Exercise goal:
Return all lines that include the string "此时无声胜有声".

Items:
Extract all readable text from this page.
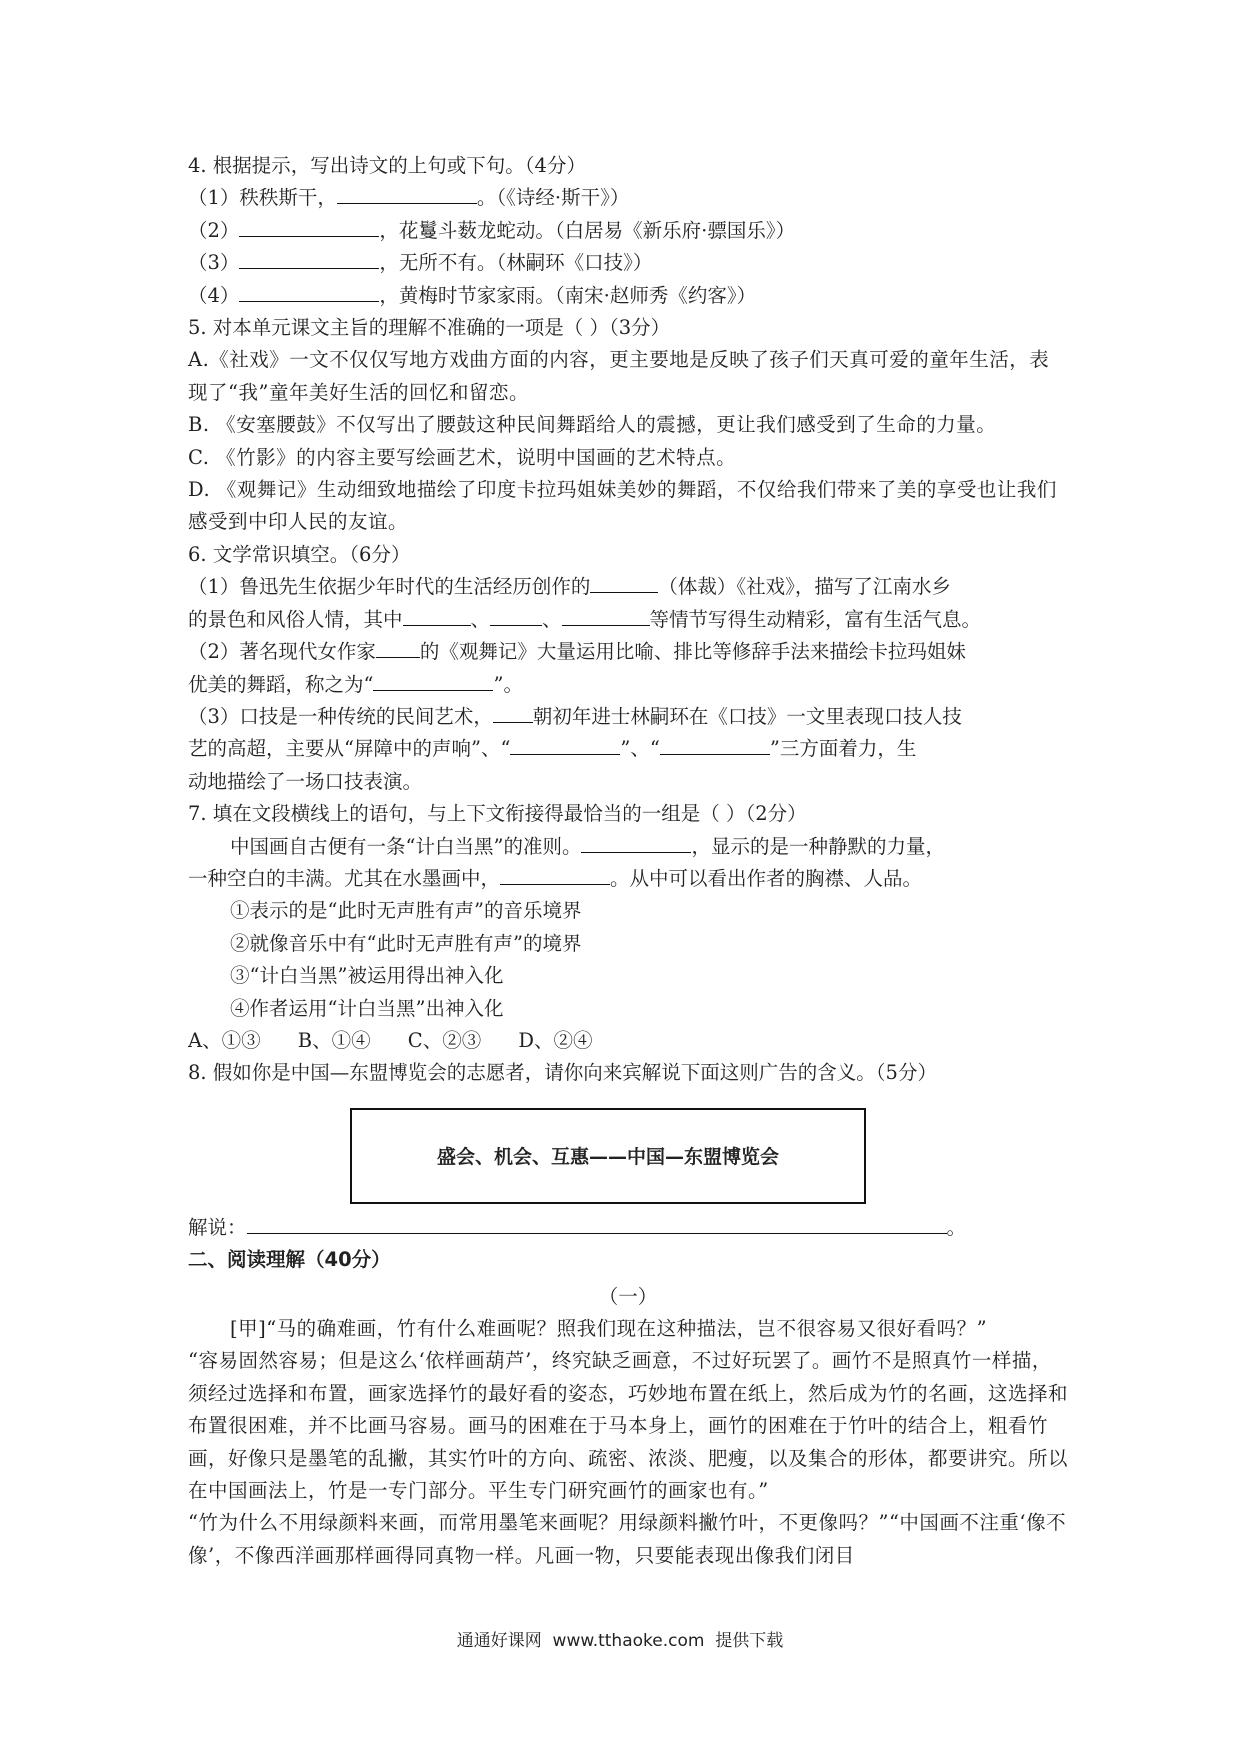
4. 根据提示，写出诗文的上句或下句。（4分）
（1）秩秩斯干，	。（《诗经·斯干》）
（2）	，花鬘斗薮龙蛇动。（白居易《新乐府·骠国乐》）
（3）	，无所不有。（林嗣环《口技》）
（4）	，黄梅时节家家雨。（南宋·赵师秀《约客》）
5. 对本单元课文主旨的理解不准确的一项是（ ）（3分）
A.《社戏》一文不仅仅写地方戏曲方面的内容，更主要地是反映了孩子们天真可爱的童年生活，表现了“我”童年美好生活的回忆和留恋。
B. 《安塞腰鼓》不仅写出了腰鼓这种民间舞蹈给人的震撼，更让我们感受到了生命的力量。
C. 《竹影》的内容主要写绘画艺术，说明中国画的艺术特点。
D. 《观舞记》生动细致地描绘了印度卡拉玛姐妹美妙的舞蹈，不仅给我们带来了美的享受也让我们感受到中印人民的友谊。
6. 文学常识填空。（6分）
（1）鲁迅先生依据少年时代的生活经历创作的	（体裁）《社戏》，描写了江南水乡
的景色和风俗人情，其中	、	、	等情节写得生动精彩，富有生活气息。
（2）著名现代女作家 的《观舞记》大量运用比喻、排比等修辞手法来描绘卡拉玛姐妹
优美的舞蹈，称之为“	”。
（3）口技是一种传统的民间艺术， 朝初年进士林嗣环在《口技》一文里表现口技人技
艺的高超，主要从“屏障中的声响”、“	”、“	”三方面着力，生
动地描绘了一场口技表演。
7. 填在文段横线上的语句，与上下文衔接得最恰当的一组是（ ）（2分）
中国画自古便有一条“计白当黑”的准则。	，显示的是一种静默的力量，
一种空白的丰满。尤其在水墨画中，	。从中可以看出作者的胸襟、人品。
①表示的是“此时无声胜有声”的音乐境界
②就像音乐中有“此时无声胜有声”的境界
③“计白当黑”被运用得出神入化
④作者运用“计白当黑”出神入化
A、①③      B、①④      C、②③      D、②④
8. 假如你是中国—东盟博览会的志愿者，请你向来宾解说下面这则广告的含义。（5分）
盛会、机会、互惠——中国—东盟博览会
解说：	。
二、阅读理解（40分）
（一）
[甲]“马的确难画，竹有什么难画呢？照我们现在这种描法，岂不很容易又很好看吗？”
“容易固然容易；但是这么‘依样画葫芦’，终究缺乏画意，不过好玩罢了。画竹不是照真竹一样描，须经过选择和布置，画家选择竹的最好看的姿态，巧妙地布置在纸上，然后成为竹的名画，这选择和布置很困难，并不比画马容易。画马的困难在于马本身上，画竹的困难在于竹叶的结合上，粗看竹画，好像只是墨笔的乱撇，其实竹叶的方向、疏密、浓淡、肥瘦，以及集合的形体，都要讲究。所以在中国画法上，竹是一专门部分。平生专门研究画竹的画家也有。”
“竹为什么不用绿颜料来画，而常用墨笔来画呢？用绿颜料撇竹叶，不更像吗？”“中国画不注重‘像不像’，不像西洋画那样画得同真物一样。凡画一物，只要能表现出像我们闭目
通通好课网  www.tthaoke.com  提供下载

Answer to the exercise:
①表示的是“此时无声胜有声”的音乐境界
②就像音乐中有“此时无声胜有声”的境界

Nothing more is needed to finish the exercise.